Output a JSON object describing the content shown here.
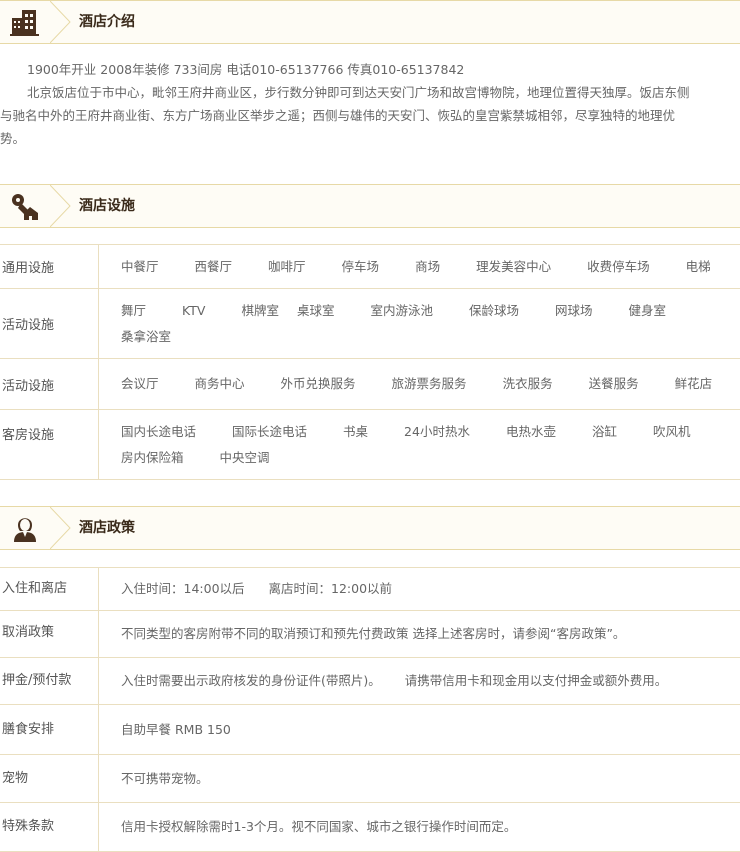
{
  "intro": {
    "header_title": "酒店介绍",
    "icon": "building-icon",
    "line1": "1900年开业  2008年装修  733间房  电话010-65137766 传真010-65137842",
    "line2": "北京饭店位于市中心，毗邻王府井商业区，步行数分钟即可到达天安门广场和故宫博物院，地理位置得天独厚。饭店东侧",
    "line3": "与驰名中外的王府井商业街、东方广场商业区举步之遥；西侧与雄伟的天安门、恢弘的皇宫紫禁城相邻，尽享独特的地理优",
    "line4": "势。"
  },
  "facilities": {
    "header_title": "酒店设施",
    "icon": "key-house-icon",
    "rows": [
      {
        "label": "通用设施",
        "items": [
          "中餐厅",
          "西餐厅",
          "咖啡厅",
          "停车场",
          "商场",
          "理发美容中心",
          "收费停车场",
          "电梯"
        ]
      },
      {
        "label": "活动设施",
        "items": [
          "舞厅",
          "KTV",
          "棋牌室",
          "桌球室",
          "室内游泳池",
          "保龄球场",
          "网球场",
          "健身室",
          "桑拿浴室"
        ]
      },
      {
        "label": "活动设施",
        "items": [
          "会议厅",
          "商务中心",
          "外币兑换服务",
          "旅游票务服务",
          "洗衣服务",
          "送餐服务",
          "鲜花店"
        ]
      },
      {
        "label": "客房设施",
        "items": [
          "国内长途电话",
          "国际长途电话",
          "书桌",
          "24小时热水",
          "电热水壶",
          "浴缸",
          "吹风机",
          "房内保险箱",
          "中央空调"
        ]
      }
    ]
  },
  "policy": {
    "header_title": "酒店政策",
    "icon": "person-icon",
    "checkin": {
      "label": "入住和离店",
      "in": "入住时间：14:00以后",
      "out": "离店时间：12:00以前"
    },
    "cancel": {
      "label": "取消政策",
      "text": "不同类型的客房附带不同的取消预订和预先付费政策 选择上述客房时，请参阅“客房政策”。"
    },
    "deposit": {
      "label": "押金/预付款",
      "text1": "入住时需要出示政府核发的身份证件(带照片)。",
      "text2": "请携带信用卡和现金用以支付押金或额外费用。"
    },
    "meal": {
      "label": "膳食安排",
      "text": "自助早餐 RMB 150"
    },
    "pet": {
      "label": "宠物",
      "text": "不可携带宠物。"
    },
    "special": {
      "label": "特殊条款",
      "text": "信用卡授权解除需时1-3个月。视不同国家、城市之银行操作时间而定。"
    }
  },
  "colors": {
    "accent_border": "#e7d9a6",
    "header_bg": "#fefcf5",
    "icon_brown": "#4a3220",
    "title_dark": "#3a2a1a"
  }
}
----------
= TASK =
All the records need to be repeated exactly, with the images dropped.

= RESULT BELOW =
Output a JSON object describing the content shown here.
{
  "intro": {
    "header_title": "酒店介绍",
    "icon": "building-icon",
    "line1": "1900年开业  2008年装修  733间房  电话010-65137766 传真010-65137842",
    "line2": "北京饭店位于市中心，毗邻王府井商业区，步行数分钟即可到达天安门广场和故宫博物院，地理位置得天独厚。饭店东侧",
    "line3": "与驰名中外的王府井商业街、东方广场商业区举步之遥；西侧与雄伟的天安门、恢弘的皇宫紫禁城相邻，尽享独特的地理优",
    "line4": "势。"
  },
  "facilities": {
    "header_title": "酒店设施",
    "icon": "key-house-icon",
    "rows": [
      {
        "label": "通用设施",
        "items": [
          "中餐厅",
          "西餐厅",
          "咖啡厅",
          "停车场",
          "商场",
          "理发美容中心",
          "收费停车场",
          "电梯"
        ]
      },
      {
        "label": "活动设施",
        "items": [
          "舞厅",
          "KTV",
          "棋牌室",
          "桌球室",
          "室内游泳池",
          "保龄球场",
          "网球场",
          "健身室",
          "桑拿浴室"
        ]
      },
      {
        "label": "活动设施",
        "items": [
          "会议厅",
          "商务中心",
          "外币兑换服务",
          "旅游票务服务",
          "洗衣服务",
          "送餐服务",
          "鲜花店"
        ]
      },
      {
        "label": "客房设施",
        "items": [
          "国内长途电话",
          "国际长途电话",
          "书桌",
          "24小时热水",
          "电热水壶",
          "浴缸",
          "吹风机",
          "房内保险箱",
          "中央空调"
        ]
      }
    ]
  },
  "policy": {
    "header_title": "酒店政策",
    "icon": "person-icon",
    "checkin": {
      "label": "入住和离店",
      "in": "入住时间：14:00以后",
      "out": "离店时间：12:00以前"
    },
    "cancel": {
      "label": "取消政策",
      "text": "不同类型的客房附带不同的取消预订和预先付费政策 选择上述客房时，请参阅“客房政策”。"
    },
    "deposit": {
      "label": "押金/预付款",
      "text1": "入住时需要出示政府核发的身份证件(带照片)。",
      "text2": "请携带信用卡和现金用以支付押金或额外费用。"
    },
    "meal": {
      "label": "膳食安排",
      "text": "自助早餐 RMB 150"
    },
    "pet": {
      "label": "宠物",
      "text": "不可携带宠物。"
    },
    "special": {
      "label": "特殊条款",
      "text": "信用卡授权解除需时1-3个月。视不同国家、城市之银行操作时间而定。"
    }
  },
  "colors": {
    "accent_border": "#e7d9a6",
    "header_bg": "#fefcf5",
    "icon_brown": "#4a3220",
    "title_dark": "#3a2a1a"
  }
}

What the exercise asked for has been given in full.